**Quoted passage:**
By Sam Handler | Saturday December 15th 2007, 10:54 am
I’m back from college for six weeks (Carleton is on trimesters), and I got a job at a movie theater to help pass the time/earn some money. Up until last night, I didn’t like the job very much. I was bored most of the time when I was at the theater, usually reading for most of my shift. That all changed Friday night. A reenactment of my internal dialogue:
This job is boring. This job is boring. This job is boring. Oh shit, customers. At least I’ll have something to do. Why is that old guy saying “I’ve met you a few times, I’m Steve?” to that guy? “Nice to see you.” How is this man answering that with such poise? He clearly doesn’t know who Steve is. What did Steve just say about a California boy in Colorado? Woops, customers. Whoa. WHOA. HOLD THE PHONE. Is that? Who is that? NO! NO WAY!
I say “What can I get for you?” He says “2 for Into the Wild.” WHOA JOHN LYNCH IS SEEING AN ARTSY MOVIE. Should I tell him nice game? He did have a big hit. But we lost, he’s probably here for an escape. I don’t want to be that guy. I won’t say anything about that. I say “any popcorn, candy, soda, beer, wine?” He says “Uhhhh. Can I have some red vines, and what do you want (to wife).” “I’ll have some Dots and um…a medium…um…can I get three quarters Diet Pepsi one quarter Diet Dr. Pepper?” YEAH YOU CAN, I’LL MAKE JOHN LYNCH’S WIFE ANY CRAZY DRINK SHE WANTS. “Yup. That it for you?” John Lynch says “Can I have a small Sierra Mist too?” “Yup.” So I get ‘em their snacks etc, then John Lynch hands me his silver AmEx, which I covertly inspect for his name. HOLY CRAP JOHN LYNCH DOESN’T HAVE A WALLET OR A MONEY CLIP, HE JUST WRAPS 20 DOLLAR BILLS AROUND HIS IMPORTANT CARDS. WHAT A GENIUS. Not a black card? Really? Oddly enough, the card reader doesn’t like his AmEx. So he gives me another one, which works fine. John Lynch is signing a credit card receipt. Whoa. John Lynch’s autograph. Should I ask him for one? No, I don’t want to be that guy. John Lynch walks away. HOLY CRAP JOHN LYNCH! Was I taller than John Lynch? That’s not possible…I think I was! I’m as tall as John Lynch, maybe taller!

**Stored data:**
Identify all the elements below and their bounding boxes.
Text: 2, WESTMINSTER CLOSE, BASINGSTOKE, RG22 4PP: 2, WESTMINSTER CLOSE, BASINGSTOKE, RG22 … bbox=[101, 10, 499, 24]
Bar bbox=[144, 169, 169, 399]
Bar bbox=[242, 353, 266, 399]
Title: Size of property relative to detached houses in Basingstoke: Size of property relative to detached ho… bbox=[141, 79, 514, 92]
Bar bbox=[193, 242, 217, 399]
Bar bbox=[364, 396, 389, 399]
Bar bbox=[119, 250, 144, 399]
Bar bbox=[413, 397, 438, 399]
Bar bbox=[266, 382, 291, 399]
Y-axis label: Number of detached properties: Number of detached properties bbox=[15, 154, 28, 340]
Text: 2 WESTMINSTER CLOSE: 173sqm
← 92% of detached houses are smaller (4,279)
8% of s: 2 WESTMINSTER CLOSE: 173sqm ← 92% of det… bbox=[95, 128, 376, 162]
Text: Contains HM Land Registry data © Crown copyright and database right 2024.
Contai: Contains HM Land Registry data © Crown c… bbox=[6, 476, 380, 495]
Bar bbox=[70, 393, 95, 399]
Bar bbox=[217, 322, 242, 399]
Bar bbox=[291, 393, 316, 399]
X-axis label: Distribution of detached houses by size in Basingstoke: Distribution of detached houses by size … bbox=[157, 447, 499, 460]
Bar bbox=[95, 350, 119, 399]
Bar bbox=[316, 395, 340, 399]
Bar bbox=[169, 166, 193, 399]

**Task:** Repeat the blog post word for word, starting at the words "By Sam Handler" and stopping after "NO! NO WAY!". The items come from a source separate from the blog post.

**Result:**
By Sam Handler | Saturday December 15th 2007, 10:54 am
I’m back from college for six weeks (Carleton is on trimesters), and I got a job at a movie theater to help pass the time/earn some money. Up until last night, I didn’t like the job very much. I was bored most of the time when I was at the theater, usually reading for most of my shift. That all changed Friday night. A reenactment of my internal dialogue:
This job is boring. This job is boring. This job is boring. Oh shit, customers. At least I’ll have something to do. Why is that old guy saying “I’ve met you a few times, I’m Steve?” to that guy? “Nice to see you.” How is this man answering that with such poise? He clearly doesn’t know who Steve is. What did Steve just say about a California boy in Colorado? Woops, customers. Whoa. WHOA. HOLD THE PHONE. Is that? Who is that? NO! NO WAY!